◆ Tarefas ◆
1. Indique se cada afirmação concorda com o texto a ler: (a) a TACV era obrigada a fazer as evacuações; (b) o programa pedido à China previa três helicópteros; (c) o dossier apresentado aos Estados Unidos em 2013 incluía três helicópteros. Responda sim ou não a cada uma e cite as palavras do texto que decidem a resposta.
2. Segundo o texto a ler, com que país se negociou a instalação em Cabo Verde de um destacamento militar com dois helicópteros?
3. Traduza para inglês esta frase do texto a ler: «Tentámos outras soluções, designadamente helicópteros, mas não conseguimos por causa dos custos iniciais e da manutenção.»

◆ Texto a ler ◆
_____

Claro. Havia um sistema de evacuação montado. A TACV era obrigada a fazer as evacuações. Não havendo o avião da Guarda Costeira, assumia imediatamente a evacuação. Em caso de falha da TACV e da Guarda Costeira, a Cabo Verde Express entrava imediatamente. Havia um sistema mínimo. Tentámos outras soluções, designadamente helicópteros, mas não conseguimos por causa dos custos iniciais e da manutenção.

Porque é que os helicópteros nunca chegaram?

Eu nunca disse que os helicópteros estavam prestes a chegar. Eu disse que estávamos a negociar e que poderíamos ter os helicópteros. Elaborámos o projecto e pedimos um programa à China. Quando recebemos o programa para dois helicópteros, eram muito custosos e constatámos que não tínhamos condições. Depois negociámos com Angola a possibilidade de Angola pôr um destacamento em Cabo Verde, com dois helicópteros. Um destacamento militar para garantir apoio, não só à Guarda Costeira, mas também à evacuação de doentes. Não foi possível viabilizar, pois teríamos que ter um acordo militar, autorização do parlamento angolano. Foi um processo complexo, apesar da vontade inicial do então presidente José Eduardo dos Santos. Em 2013, apresentámos esse dossier aos Estados Unidos, um dossier muito mais amplo, de modernização da Guarda Costeira, que implicava formação de engenheiros nas diferentes especialidades, de pilotos, de comandantes de meios aéreos e navais, incluindo três helicópteros. Houve uma grande abertura dos Estados Unidos mas entendemos que teríamos que ter um SOFA para desenvolver este processo.

Já lá vamos ao SOFA. O governo apresentou há duas semanas uma solução, em parceria com uma empresa portuguesa, com dois Aviocar e um avião transitório. O que lhe parece?

_____

◆ Entradas de dados extraídos ◆
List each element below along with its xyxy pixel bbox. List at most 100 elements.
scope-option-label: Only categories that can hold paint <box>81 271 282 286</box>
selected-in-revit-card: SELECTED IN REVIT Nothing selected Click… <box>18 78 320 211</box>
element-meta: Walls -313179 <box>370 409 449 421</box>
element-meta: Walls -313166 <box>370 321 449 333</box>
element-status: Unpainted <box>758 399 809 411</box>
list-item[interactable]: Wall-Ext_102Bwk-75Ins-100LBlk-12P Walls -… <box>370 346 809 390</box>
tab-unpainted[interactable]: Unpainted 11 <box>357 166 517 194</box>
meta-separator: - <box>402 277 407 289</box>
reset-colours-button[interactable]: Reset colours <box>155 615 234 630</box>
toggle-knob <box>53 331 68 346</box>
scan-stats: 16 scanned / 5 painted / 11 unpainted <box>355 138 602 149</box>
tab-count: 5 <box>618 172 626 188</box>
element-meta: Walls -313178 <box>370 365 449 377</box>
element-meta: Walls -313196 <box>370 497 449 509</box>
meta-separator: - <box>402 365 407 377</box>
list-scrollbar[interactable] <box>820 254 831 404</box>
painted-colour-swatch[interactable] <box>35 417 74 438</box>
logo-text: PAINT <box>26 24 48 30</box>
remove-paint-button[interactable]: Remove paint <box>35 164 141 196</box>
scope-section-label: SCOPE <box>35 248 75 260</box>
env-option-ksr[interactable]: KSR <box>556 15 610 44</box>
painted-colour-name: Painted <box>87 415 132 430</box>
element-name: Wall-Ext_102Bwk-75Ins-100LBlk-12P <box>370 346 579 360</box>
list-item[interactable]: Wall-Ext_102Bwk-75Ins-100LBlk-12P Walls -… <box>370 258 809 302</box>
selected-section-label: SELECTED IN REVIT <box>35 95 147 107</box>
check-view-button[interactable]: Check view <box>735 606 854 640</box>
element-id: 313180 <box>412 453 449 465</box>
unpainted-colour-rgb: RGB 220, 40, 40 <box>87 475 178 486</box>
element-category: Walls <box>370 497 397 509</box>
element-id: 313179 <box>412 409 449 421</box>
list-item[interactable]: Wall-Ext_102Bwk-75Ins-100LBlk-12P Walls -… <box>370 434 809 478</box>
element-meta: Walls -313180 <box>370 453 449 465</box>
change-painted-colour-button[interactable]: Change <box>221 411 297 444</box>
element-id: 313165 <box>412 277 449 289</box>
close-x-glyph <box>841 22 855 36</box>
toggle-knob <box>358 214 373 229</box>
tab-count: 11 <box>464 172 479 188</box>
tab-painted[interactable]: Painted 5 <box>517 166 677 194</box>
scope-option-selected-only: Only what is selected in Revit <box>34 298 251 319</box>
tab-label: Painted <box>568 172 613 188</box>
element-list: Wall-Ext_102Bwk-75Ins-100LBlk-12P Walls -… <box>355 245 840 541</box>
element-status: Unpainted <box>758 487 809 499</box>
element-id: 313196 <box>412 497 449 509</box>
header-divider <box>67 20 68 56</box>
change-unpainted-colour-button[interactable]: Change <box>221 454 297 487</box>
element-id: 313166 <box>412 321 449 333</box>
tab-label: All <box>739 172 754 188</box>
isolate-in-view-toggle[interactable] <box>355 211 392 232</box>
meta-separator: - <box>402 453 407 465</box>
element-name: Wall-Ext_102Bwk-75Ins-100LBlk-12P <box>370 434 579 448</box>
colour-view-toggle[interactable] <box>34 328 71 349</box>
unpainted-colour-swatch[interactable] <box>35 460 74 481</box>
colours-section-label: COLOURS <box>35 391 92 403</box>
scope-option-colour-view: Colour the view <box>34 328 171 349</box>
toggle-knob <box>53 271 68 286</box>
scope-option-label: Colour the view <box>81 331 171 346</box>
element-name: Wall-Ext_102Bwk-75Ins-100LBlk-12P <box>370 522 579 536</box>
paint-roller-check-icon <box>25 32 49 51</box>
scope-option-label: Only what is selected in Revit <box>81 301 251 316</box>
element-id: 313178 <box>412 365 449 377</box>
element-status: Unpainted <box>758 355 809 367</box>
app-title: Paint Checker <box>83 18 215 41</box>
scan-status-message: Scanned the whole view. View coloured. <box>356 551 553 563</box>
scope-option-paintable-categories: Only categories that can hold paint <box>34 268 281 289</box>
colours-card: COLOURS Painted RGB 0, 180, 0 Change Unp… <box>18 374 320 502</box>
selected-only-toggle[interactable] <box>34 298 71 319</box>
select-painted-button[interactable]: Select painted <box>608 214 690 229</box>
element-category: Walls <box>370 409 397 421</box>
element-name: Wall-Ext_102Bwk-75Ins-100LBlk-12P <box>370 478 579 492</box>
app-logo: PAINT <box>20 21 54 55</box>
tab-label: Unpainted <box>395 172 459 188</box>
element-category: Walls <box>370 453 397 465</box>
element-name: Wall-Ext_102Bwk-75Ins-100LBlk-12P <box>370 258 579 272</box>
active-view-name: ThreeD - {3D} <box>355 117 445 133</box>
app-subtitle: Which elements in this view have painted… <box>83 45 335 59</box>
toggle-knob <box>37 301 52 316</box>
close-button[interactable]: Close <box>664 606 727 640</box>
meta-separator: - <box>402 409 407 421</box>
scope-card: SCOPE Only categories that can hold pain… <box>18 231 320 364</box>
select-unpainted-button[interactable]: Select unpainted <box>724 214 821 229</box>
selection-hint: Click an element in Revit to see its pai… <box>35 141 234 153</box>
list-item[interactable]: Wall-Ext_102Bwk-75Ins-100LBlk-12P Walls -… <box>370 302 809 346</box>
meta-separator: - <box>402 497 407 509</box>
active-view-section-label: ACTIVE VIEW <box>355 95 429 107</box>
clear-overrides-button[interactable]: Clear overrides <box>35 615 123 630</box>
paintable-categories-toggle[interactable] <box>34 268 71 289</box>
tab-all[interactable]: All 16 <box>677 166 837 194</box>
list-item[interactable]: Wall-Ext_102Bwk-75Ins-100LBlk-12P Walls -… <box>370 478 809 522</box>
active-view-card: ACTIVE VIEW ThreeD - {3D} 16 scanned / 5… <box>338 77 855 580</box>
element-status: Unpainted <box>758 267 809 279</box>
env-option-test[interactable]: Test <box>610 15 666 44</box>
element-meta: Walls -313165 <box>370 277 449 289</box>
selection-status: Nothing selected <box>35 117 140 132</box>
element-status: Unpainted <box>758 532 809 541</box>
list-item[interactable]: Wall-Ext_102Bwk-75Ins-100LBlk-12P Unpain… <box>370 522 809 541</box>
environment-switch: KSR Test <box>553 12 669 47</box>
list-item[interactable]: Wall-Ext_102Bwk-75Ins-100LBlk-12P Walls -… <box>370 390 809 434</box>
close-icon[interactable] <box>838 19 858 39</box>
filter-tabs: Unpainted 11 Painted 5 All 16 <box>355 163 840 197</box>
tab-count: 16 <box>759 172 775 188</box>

_____

◆ Respostas por tarefa ◆
1.
(a) Sim: «A TACV era obrigada a fazer as evacuações.»
(b) Não: «Quando recebemos o programa para dois helicópteros»
(c) Sim: «incluindo três helicópteros»

2. Com Angola.

3. We tried other solutions, namely helicopters, but we were unable to because of the initial costs and the maintenance.